● **THE REQUEST**
Locate every line in the records below that holds the word "Zweikämpfe" and return each one.
====== PROVIDED ENTRIES ======
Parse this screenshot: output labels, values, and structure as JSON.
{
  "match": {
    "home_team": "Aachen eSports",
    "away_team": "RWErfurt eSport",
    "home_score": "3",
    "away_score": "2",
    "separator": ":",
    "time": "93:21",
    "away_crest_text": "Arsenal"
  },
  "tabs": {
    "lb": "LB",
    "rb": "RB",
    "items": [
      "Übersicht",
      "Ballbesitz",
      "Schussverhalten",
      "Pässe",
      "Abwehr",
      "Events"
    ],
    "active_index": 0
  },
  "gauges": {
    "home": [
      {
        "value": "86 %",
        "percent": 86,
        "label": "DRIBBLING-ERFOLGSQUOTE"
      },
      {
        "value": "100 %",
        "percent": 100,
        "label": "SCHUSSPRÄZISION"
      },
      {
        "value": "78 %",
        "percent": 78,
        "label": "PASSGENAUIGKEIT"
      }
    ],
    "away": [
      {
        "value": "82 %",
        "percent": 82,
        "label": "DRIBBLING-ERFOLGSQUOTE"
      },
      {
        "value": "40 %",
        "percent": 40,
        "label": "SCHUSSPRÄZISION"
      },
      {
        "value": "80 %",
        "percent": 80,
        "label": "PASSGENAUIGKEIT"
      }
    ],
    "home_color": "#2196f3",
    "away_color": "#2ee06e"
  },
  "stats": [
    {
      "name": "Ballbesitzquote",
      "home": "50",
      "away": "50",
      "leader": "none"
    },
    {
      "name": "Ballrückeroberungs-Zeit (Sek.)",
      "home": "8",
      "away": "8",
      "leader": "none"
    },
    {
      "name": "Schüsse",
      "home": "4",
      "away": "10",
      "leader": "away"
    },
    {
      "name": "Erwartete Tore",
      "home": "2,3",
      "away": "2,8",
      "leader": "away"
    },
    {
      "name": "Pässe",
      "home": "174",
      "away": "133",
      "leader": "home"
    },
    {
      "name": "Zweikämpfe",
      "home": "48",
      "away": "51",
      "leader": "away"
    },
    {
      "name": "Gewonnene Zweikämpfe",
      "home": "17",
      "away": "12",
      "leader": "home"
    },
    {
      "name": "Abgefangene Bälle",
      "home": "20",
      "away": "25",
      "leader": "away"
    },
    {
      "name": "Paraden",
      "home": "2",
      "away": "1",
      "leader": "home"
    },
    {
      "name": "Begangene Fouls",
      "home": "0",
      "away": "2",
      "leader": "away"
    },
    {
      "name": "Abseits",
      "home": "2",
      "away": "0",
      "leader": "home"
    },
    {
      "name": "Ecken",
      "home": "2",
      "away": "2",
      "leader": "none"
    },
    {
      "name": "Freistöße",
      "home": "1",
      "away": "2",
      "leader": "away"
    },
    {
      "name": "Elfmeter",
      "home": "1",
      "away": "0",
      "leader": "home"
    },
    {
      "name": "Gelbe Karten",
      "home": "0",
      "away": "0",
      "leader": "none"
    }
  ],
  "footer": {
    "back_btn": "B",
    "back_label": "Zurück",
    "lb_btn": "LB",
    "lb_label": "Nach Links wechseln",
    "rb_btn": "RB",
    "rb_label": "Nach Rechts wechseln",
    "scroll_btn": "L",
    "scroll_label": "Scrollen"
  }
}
======
● **ANSWER IN FULL**
      "name": "Zweikämpfe",
      "name": "Gewonnene Zweikämpfe",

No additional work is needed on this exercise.